• **BRIEF**
State how many lines in these records contain the word "title", and nothing else.

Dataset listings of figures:
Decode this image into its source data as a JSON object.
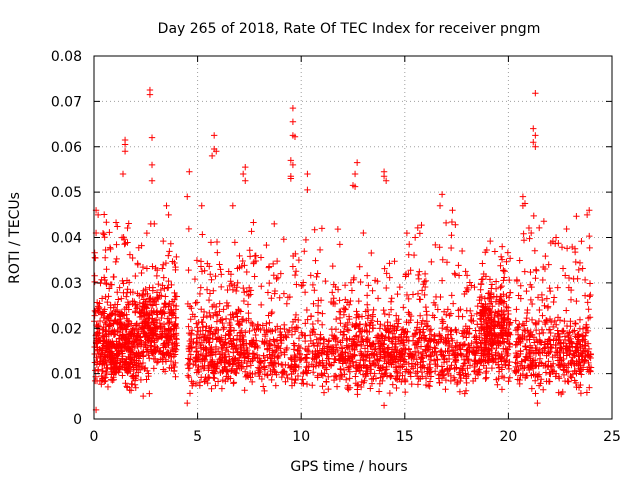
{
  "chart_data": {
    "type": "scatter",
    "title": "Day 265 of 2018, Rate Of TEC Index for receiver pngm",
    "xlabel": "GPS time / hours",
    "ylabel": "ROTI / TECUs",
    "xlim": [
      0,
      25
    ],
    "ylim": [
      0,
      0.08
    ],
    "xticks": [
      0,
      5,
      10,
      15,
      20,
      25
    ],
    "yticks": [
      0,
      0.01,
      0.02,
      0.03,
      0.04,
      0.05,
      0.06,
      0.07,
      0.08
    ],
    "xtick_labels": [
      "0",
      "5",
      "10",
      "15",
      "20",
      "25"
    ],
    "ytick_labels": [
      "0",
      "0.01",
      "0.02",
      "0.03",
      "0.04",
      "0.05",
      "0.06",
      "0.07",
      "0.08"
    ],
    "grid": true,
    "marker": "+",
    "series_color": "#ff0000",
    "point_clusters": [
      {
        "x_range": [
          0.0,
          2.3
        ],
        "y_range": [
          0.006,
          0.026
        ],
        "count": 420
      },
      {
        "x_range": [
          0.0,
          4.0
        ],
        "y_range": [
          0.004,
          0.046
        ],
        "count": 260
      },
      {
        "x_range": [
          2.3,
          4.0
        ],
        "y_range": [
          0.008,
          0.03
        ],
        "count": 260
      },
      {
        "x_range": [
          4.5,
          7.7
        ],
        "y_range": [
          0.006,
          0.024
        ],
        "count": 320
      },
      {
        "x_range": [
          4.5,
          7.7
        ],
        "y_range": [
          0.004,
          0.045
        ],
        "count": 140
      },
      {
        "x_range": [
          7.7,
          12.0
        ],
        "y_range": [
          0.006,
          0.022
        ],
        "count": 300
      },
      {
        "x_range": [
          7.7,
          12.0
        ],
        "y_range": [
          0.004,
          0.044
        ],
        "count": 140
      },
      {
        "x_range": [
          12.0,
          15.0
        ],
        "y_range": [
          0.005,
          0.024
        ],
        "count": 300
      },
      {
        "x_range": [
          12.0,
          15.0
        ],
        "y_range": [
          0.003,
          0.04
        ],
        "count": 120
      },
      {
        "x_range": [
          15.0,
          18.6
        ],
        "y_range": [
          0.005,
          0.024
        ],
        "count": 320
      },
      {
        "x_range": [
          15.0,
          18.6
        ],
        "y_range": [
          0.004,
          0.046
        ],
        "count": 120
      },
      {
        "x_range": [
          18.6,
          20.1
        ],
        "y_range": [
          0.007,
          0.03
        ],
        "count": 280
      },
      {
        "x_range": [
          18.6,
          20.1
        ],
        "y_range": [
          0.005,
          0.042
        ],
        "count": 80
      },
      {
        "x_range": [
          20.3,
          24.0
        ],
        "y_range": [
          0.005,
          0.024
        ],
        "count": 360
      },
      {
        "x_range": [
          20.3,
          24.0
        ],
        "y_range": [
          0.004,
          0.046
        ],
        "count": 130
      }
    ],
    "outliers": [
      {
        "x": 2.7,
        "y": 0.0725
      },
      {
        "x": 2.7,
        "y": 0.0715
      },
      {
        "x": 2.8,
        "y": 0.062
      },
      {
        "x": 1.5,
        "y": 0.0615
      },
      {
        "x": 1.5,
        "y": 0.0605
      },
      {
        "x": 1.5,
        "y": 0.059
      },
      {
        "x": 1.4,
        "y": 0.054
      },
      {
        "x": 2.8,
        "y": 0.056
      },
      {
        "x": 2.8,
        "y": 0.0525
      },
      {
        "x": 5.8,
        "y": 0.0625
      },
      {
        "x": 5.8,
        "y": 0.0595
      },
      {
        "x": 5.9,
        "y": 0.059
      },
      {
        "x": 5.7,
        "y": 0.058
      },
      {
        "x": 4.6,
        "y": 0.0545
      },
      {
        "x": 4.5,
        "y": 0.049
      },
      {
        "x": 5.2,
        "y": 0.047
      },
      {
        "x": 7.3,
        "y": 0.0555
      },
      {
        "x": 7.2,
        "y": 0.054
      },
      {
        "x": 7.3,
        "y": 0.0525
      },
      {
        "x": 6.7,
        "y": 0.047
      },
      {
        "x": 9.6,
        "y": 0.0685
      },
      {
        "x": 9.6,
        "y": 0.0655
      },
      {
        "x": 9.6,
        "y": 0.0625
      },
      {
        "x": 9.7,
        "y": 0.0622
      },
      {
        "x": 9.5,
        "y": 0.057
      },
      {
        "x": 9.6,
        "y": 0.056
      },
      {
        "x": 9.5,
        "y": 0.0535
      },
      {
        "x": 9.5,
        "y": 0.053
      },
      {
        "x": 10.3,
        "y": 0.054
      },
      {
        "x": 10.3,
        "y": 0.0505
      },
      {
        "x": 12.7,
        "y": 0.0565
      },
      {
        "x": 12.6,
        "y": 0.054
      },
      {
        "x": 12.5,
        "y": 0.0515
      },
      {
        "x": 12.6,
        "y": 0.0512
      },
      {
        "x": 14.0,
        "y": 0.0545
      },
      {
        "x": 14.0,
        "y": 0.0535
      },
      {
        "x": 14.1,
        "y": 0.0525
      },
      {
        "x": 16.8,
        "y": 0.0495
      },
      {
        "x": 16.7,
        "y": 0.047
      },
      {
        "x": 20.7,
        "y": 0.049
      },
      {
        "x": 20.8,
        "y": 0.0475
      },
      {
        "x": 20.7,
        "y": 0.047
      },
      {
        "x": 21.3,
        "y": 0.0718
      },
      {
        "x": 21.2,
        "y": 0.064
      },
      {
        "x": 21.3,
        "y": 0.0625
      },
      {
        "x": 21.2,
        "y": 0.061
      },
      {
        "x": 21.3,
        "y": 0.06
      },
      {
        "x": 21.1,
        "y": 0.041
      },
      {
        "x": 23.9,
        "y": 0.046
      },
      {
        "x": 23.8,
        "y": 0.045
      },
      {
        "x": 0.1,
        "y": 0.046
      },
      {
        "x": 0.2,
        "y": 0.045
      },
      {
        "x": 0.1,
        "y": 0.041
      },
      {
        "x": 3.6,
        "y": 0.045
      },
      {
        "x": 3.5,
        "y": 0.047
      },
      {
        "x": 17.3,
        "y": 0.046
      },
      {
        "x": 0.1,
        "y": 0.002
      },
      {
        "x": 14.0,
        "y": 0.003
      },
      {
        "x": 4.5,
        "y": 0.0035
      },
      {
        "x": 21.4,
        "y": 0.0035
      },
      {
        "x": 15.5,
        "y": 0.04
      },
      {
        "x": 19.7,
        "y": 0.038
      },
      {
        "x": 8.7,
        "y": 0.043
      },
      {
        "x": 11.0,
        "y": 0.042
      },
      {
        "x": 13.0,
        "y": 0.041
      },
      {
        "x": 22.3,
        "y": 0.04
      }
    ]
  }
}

==

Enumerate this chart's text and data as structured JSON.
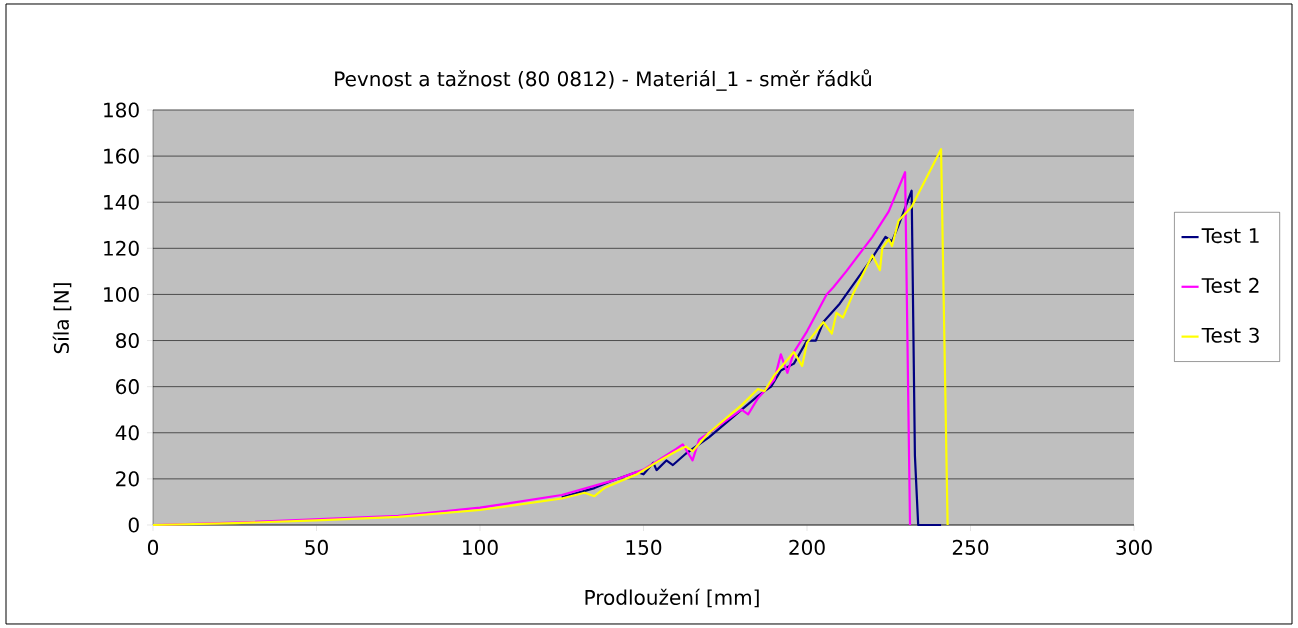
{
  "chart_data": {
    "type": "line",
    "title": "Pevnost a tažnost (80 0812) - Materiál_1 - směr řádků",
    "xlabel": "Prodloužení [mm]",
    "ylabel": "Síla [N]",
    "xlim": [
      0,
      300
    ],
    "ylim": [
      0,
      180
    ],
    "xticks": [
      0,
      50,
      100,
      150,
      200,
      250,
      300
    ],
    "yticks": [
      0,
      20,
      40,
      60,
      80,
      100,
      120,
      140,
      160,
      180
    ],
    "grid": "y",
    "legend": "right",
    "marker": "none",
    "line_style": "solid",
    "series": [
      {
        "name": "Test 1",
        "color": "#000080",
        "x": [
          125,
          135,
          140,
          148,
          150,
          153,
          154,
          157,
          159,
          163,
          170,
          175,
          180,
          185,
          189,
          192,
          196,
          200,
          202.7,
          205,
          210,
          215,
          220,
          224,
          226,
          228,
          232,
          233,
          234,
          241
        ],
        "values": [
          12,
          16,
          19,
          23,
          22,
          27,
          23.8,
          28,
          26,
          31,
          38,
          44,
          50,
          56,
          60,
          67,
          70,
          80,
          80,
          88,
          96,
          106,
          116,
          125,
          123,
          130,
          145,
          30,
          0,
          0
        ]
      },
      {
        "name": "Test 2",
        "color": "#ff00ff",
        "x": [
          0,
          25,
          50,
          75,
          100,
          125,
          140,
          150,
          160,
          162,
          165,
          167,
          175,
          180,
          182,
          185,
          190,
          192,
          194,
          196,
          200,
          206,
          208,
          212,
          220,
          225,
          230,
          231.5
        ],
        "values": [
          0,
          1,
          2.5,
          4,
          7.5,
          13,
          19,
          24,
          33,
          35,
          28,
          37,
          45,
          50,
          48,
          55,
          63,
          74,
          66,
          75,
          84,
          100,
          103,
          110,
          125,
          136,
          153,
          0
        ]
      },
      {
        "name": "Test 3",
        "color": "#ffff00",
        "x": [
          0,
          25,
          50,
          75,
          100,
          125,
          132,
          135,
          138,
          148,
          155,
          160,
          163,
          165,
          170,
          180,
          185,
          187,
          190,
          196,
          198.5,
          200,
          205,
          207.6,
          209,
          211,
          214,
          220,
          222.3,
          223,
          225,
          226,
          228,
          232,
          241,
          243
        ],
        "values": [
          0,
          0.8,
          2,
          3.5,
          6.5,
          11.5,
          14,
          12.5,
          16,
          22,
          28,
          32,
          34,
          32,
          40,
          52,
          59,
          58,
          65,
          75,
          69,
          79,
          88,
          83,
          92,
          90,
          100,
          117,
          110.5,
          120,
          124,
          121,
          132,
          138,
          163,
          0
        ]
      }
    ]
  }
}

==

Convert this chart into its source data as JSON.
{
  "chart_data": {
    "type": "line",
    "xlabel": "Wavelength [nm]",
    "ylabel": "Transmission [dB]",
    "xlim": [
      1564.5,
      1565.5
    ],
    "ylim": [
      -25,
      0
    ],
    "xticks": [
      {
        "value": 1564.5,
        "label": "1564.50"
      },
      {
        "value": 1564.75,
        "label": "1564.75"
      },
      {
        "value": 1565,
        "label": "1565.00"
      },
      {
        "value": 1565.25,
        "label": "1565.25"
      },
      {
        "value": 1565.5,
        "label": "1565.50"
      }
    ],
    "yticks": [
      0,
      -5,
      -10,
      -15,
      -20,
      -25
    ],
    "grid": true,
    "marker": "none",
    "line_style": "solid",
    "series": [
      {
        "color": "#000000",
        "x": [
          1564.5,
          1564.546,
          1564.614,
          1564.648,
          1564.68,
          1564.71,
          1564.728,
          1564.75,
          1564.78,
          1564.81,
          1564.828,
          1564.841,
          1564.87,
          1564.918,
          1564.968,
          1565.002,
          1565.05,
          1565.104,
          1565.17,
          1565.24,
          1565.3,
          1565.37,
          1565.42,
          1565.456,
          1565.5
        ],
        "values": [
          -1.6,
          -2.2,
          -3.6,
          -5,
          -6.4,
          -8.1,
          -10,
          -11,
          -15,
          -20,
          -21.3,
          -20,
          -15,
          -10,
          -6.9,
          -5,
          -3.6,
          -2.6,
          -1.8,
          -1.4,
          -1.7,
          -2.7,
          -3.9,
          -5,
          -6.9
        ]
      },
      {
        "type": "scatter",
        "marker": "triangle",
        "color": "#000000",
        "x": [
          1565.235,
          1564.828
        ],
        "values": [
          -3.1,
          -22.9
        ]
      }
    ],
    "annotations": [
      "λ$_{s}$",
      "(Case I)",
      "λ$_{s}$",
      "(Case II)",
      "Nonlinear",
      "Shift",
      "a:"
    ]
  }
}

• **RESPONSE TO THIS EXERCISE**
2